* [THE REQUEST]
Show, in full, each line of the data that contains "Aires".

Stored dataset items:
----
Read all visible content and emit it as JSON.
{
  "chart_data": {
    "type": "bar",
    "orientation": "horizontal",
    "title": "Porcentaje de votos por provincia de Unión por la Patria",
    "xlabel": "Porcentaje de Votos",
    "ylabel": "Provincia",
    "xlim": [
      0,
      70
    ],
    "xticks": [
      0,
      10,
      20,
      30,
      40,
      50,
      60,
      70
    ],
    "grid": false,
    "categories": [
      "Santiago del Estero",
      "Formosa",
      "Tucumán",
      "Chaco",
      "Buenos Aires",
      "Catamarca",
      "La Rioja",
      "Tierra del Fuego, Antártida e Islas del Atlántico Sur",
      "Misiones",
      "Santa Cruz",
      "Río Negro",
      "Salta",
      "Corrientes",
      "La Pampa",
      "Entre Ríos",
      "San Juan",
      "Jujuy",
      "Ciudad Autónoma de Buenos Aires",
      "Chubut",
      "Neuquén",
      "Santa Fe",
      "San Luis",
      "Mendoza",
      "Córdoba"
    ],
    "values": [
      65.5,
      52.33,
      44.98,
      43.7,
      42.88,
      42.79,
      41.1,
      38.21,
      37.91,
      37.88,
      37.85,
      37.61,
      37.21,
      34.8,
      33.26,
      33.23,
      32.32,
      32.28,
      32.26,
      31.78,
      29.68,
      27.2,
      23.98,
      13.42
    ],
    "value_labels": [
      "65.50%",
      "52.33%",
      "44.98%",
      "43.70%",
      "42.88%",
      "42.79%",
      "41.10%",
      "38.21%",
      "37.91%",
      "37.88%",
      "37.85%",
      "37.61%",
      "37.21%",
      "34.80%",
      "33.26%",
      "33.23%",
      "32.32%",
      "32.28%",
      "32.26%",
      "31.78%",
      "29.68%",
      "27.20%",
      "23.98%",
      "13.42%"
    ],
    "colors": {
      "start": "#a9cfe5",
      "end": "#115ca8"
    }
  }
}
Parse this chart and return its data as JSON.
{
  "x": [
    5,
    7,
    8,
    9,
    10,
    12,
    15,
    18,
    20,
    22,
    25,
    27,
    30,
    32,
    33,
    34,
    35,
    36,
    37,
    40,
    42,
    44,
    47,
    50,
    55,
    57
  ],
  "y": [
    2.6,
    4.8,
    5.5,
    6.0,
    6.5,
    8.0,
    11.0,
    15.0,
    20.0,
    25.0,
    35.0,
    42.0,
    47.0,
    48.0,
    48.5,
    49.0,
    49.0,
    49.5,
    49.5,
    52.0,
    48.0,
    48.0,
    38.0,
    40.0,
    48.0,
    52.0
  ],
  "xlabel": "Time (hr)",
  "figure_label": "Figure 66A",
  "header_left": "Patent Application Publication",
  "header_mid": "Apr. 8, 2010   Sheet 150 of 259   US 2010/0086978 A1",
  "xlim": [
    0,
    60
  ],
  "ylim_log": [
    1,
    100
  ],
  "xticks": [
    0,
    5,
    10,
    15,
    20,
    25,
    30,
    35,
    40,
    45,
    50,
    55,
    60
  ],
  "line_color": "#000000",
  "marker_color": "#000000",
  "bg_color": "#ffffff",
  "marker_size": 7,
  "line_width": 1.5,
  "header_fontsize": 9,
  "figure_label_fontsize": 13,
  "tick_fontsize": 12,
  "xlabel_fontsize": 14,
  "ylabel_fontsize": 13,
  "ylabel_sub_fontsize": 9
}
----
* [FINISHED TASK]
      "Buenos Aires",
      "Ciudad Autónoma de Buenos Aires",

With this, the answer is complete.